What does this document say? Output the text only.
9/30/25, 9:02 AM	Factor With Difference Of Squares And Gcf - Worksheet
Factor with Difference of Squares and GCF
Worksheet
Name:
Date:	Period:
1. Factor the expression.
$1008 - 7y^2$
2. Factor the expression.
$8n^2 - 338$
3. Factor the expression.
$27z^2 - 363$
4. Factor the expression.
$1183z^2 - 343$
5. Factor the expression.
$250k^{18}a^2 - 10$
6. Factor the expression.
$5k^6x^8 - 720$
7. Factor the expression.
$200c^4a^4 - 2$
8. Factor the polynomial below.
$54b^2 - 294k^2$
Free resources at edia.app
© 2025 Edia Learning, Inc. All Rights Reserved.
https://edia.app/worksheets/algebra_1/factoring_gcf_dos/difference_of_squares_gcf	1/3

-------------------------

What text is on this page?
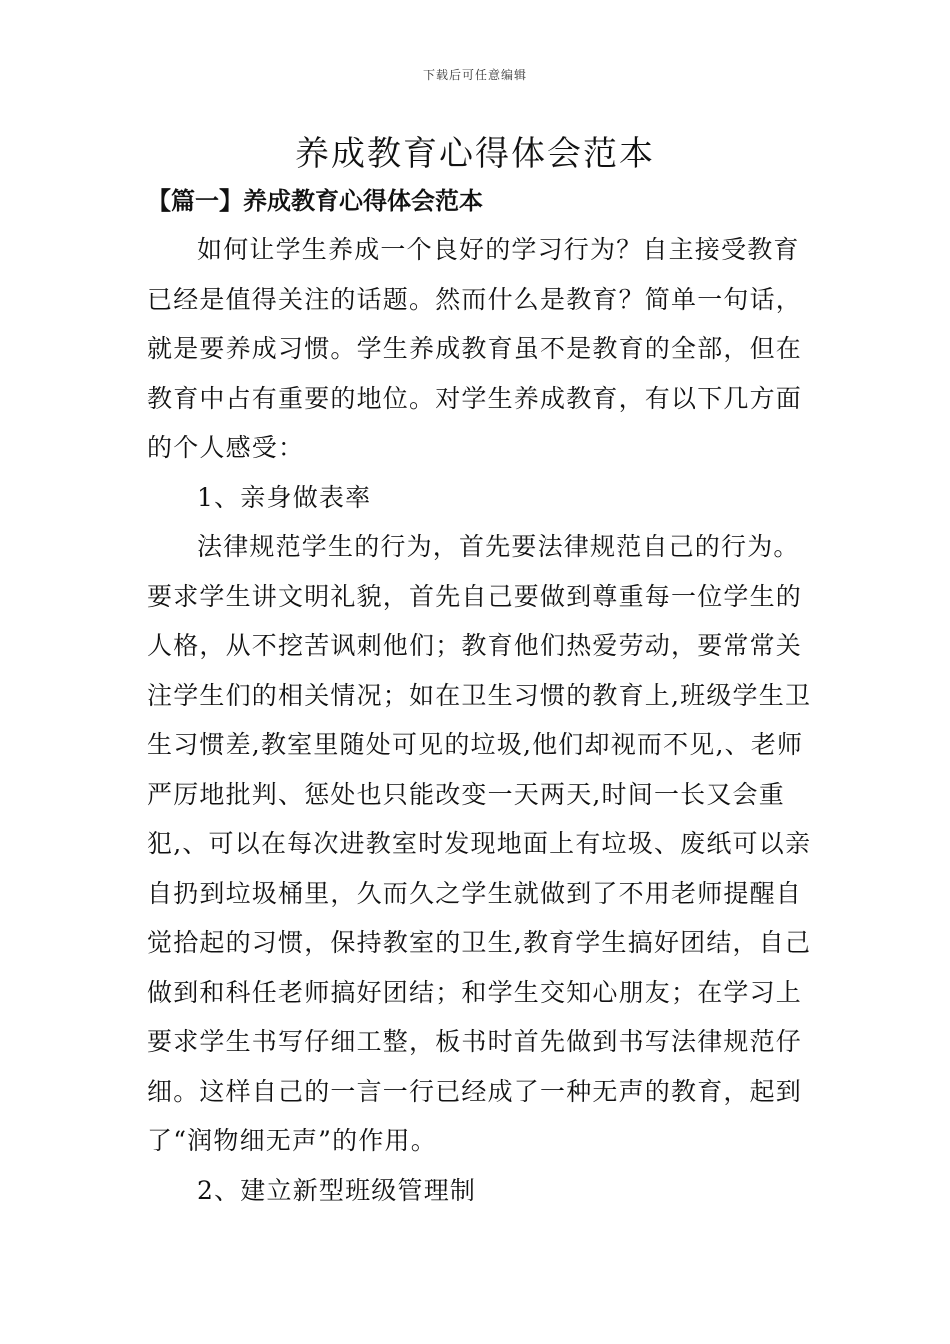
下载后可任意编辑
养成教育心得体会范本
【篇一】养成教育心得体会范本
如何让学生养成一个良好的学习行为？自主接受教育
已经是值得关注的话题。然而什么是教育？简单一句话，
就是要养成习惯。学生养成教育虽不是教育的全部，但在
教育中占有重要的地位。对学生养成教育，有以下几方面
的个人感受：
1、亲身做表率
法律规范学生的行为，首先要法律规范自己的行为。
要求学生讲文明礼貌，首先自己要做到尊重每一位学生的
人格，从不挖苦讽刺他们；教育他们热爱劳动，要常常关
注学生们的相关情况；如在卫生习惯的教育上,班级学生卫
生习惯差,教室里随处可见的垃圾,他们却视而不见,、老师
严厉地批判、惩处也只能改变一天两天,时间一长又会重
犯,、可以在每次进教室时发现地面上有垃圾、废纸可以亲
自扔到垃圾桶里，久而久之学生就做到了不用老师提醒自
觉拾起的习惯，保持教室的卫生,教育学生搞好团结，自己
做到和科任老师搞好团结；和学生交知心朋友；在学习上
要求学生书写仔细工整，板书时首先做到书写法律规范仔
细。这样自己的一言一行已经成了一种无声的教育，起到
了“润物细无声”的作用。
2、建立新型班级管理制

-------------------------

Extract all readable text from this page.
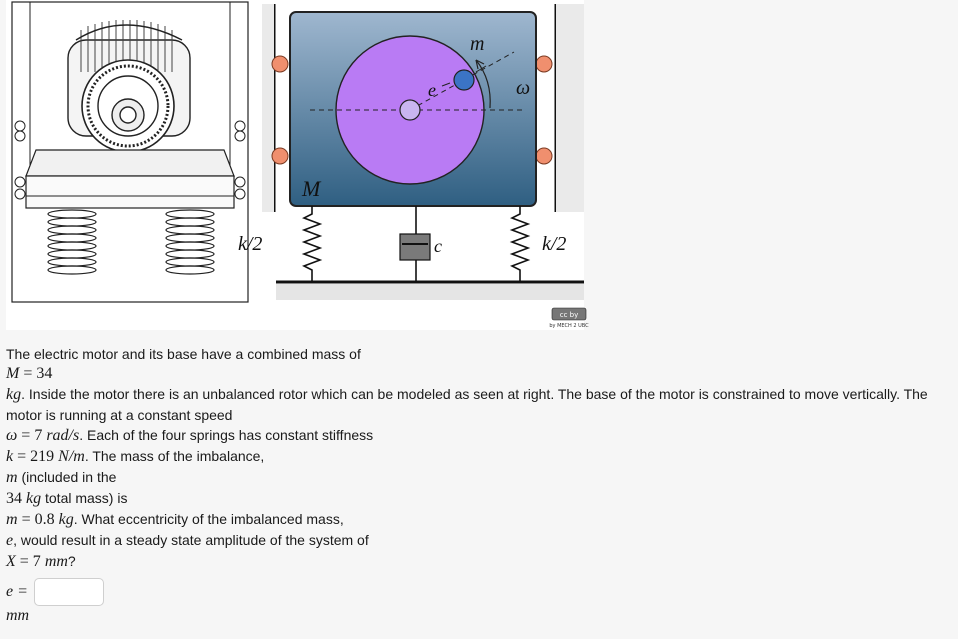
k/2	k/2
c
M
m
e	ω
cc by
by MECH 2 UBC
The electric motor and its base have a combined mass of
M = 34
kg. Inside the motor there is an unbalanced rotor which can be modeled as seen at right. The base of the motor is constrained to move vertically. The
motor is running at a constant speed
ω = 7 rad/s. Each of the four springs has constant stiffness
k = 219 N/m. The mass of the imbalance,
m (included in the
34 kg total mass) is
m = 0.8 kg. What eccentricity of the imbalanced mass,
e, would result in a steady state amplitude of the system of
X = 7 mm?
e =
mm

-------------------------

— Given request —
Determine how many lines of the records above contain the word "page", and report only that number.

— Task response —
2